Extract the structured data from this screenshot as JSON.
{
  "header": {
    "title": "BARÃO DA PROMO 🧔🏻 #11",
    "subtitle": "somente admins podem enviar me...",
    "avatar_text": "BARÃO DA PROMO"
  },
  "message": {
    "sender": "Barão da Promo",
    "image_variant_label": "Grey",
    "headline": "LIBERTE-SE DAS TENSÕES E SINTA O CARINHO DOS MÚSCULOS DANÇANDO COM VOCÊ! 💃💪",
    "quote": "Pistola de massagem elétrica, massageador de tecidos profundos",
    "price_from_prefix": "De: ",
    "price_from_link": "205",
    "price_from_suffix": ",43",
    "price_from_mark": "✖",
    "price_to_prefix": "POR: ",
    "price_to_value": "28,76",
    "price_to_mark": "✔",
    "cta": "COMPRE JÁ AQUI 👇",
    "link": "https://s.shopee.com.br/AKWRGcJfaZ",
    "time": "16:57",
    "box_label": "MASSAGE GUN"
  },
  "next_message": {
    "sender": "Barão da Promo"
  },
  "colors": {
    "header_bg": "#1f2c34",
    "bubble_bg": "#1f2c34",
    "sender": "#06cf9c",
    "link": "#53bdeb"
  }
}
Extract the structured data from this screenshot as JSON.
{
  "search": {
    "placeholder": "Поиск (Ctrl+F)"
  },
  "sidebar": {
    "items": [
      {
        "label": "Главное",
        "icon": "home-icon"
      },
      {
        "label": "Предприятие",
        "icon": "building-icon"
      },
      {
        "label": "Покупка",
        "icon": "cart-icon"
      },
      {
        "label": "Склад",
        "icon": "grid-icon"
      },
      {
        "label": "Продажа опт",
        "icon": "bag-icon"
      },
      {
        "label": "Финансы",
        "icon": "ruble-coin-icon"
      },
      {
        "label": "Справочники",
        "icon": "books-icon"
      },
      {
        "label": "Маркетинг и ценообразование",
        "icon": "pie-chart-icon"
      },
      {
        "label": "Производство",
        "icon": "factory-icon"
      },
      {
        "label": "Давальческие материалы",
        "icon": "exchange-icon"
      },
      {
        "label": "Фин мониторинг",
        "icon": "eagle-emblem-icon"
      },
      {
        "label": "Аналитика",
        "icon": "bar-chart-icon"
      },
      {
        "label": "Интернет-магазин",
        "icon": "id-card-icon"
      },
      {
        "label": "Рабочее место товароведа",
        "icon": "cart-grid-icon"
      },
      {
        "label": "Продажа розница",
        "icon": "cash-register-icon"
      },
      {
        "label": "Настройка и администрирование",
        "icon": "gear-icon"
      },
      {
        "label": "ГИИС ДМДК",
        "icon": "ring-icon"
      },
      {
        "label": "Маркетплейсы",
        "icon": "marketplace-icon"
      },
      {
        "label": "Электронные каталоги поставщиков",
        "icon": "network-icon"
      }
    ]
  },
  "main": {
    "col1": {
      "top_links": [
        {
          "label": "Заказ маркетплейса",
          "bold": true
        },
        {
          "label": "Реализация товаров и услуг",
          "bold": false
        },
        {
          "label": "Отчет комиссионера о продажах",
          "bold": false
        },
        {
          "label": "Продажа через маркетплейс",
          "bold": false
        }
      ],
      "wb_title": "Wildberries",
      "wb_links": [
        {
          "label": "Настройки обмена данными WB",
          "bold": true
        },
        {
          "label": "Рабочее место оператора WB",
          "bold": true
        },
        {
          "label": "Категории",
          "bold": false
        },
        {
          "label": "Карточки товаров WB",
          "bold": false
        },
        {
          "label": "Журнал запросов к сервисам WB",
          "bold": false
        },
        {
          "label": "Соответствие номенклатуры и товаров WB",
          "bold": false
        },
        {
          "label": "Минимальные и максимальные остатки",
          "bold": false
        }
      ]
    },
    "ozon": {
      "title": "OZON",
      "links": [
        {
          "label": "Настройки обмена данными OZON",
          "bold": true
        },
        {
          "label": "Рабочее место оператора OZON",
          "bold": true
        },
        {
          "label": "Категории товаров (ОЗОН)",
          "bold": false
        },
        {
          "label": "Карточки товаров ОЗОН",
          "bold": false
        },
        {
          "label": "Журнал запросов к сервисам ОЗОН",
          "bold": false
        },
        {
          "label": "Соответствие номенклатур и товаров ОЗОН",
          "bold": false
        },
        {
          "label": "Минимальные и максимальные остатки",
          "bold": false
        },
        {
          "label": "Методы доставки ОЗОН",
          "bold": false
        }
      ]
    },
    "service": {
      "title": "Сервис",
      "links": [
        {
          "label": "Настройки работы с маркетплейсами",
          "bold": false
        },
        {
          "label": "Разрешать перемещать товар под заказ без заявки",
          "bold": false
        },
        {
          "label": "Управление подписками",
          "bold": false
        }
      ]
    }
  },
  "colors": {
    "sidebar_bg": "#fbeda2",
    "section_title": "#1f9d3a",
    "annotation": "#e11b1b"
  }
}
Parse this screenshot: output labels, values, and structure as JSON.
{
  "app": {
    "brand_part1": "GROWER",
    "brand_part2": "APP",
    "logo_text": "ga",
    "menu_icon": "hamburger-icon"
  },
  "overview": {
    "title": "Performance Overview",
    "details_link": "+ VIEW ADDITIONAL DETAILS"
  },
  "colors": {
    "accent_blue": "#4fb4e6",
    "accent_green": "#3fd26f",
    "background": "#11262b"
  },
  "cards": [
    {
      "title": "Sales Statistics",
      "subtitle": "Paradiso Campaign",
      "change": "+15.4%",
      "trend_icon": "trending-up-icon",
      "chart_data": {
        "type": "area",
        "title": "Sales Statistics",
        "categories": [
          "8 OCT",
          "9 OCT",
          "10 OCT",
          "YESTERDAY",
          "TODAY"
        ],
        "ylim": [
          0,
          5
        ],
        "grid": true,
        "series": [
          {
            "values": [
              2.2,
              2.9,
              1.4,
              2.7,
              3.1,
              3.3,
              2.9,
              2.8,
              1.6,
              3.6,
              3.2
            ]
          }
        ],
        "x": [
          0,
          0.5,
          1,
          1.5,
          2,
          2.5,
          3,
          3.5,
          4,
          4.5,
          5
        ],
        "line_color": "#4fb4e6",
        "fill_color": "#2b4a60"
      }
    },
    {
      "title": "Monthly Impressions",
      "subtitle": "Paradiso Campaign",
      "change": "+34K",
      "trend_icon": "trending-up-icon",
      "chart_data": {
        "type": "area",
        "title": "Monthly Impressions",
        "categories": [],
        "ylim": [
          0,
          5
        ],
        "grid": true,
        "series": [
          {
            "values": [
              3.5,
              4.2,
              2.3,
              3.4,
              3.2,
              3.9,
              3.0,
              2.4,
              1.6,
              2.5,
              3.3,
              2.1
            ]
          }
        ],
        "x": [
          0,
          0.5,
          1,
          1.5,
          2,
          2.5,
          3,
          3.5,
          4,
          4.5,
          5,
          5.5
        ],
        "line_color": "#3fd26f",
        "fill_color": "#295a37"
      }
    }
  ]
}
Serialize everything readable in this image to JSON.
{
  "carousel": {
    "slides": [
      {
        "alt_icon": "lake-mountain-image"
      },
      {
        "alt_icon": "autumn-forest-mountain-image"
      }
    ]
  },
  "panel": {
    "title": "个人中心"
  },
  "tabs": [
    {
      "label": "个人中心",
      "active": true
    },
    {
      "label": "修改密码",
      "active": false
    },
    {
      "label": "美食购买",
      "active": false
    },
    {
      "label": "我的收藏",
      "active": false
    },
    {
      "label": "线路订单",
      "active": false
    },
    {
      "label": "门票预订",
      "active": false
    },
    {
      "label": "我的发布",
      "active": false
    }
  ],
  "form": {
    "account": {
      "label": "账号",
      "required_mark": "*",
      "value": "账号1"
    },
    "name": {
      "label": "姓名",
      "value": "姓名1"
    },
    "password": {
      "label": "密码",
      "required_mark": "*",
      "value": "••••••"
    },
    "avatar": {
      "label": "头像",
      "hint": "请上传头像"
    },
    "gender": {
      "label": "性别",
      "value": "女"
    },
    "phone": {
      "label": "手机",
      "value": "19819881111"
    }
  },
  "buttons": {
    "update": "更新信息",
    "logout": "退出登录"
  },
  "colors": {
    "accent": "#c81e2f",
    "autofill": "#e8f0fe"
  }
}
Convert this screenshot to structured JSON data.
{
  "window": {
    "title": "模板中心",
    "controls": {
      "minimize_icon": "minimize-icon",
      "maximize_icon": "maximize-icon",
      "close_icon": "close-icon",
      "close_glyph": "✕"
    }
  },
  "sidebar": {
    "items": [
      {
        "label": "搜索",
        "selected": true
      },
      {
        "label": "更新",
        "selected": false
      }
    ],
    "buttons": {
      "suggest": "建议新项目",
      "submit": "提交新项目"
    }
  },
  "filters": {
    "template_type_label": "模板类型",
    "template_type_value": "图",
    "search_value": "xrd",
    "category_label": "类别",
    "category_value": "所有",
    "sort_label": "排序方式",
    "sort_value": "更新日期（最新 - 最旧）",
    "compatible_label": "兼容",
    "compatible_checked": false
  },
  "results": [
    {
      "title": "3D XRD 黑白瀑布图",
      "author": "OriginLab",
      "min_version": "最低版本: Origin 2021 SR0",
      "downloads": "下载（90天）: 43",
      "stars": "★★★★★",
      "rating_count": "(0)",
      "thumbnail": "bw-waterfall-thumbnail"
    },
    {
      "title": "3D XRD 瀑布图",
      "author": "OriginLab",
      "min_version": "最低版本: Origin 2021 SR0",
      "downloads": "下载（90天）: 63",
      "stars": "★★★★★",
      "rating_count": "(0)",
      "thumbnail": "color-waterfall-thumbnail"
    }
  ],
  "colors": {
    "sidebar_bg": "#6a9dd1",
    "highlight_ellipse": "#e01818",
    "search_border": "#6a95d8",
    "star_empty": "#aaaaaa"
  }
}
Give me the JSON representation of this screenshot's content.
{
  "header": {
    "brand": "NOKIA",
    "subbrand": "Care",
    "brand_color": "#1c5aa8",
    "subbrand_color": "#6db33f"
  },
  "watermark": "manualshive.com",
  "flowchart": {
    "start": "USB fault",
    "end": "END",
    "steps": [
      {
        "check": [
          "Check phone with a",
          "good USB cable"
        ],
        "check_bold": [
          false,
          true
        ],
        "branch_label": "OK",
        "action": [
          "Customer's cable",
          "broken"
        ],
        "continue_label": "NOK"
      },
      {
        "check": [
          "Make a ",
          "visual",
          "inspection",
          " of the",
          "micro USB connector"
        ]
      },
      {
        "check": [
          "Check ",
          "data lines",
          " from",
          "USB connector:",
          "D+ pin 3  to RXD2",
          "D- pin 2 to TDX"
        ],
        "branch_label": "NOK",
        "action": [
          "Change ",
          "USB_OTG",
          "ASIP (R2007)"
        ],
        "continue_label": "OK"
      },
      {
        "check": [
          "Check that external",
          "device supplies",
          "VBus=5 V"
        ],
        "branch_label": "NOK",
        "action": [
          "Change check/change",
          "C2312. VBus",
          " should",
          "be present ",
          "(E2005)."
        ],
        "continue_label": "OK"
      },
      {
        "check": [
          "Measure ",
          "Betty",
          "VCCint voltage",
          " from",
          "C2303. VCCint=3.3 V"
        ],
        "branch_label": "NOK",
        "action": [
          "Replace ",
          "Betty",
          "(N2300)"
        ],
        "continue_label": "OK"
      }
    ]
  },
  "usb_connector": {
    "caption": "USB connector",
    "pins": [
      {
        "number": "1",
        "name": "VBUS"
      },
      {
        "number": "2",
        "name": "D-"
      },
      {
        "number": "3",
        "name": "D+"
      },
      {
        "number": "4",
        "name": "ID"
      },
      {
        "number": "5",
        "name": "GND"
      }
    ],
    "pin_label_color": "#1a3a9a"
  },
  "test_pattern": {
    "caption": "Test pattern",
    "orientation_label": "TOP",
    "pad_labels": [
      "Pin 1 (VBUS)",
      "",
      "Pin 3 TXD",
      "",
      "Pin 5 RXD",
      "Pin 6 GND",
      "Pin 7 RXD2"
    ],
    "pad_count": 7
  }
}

[The request] Wherever a line in the data above holds "ОЗОН", copy that line.

[Answer to this problem]
          "label": "Категории товаров (ОЗОН)",
          "label": "Карточки товаров ОЗОН",
          "label": "Журнал запросов к сервисам ОЗОН",
          "label": "Соответствие номенклатур и товаров ОЗОН",
          "label": "Методы доставки ОЗОН",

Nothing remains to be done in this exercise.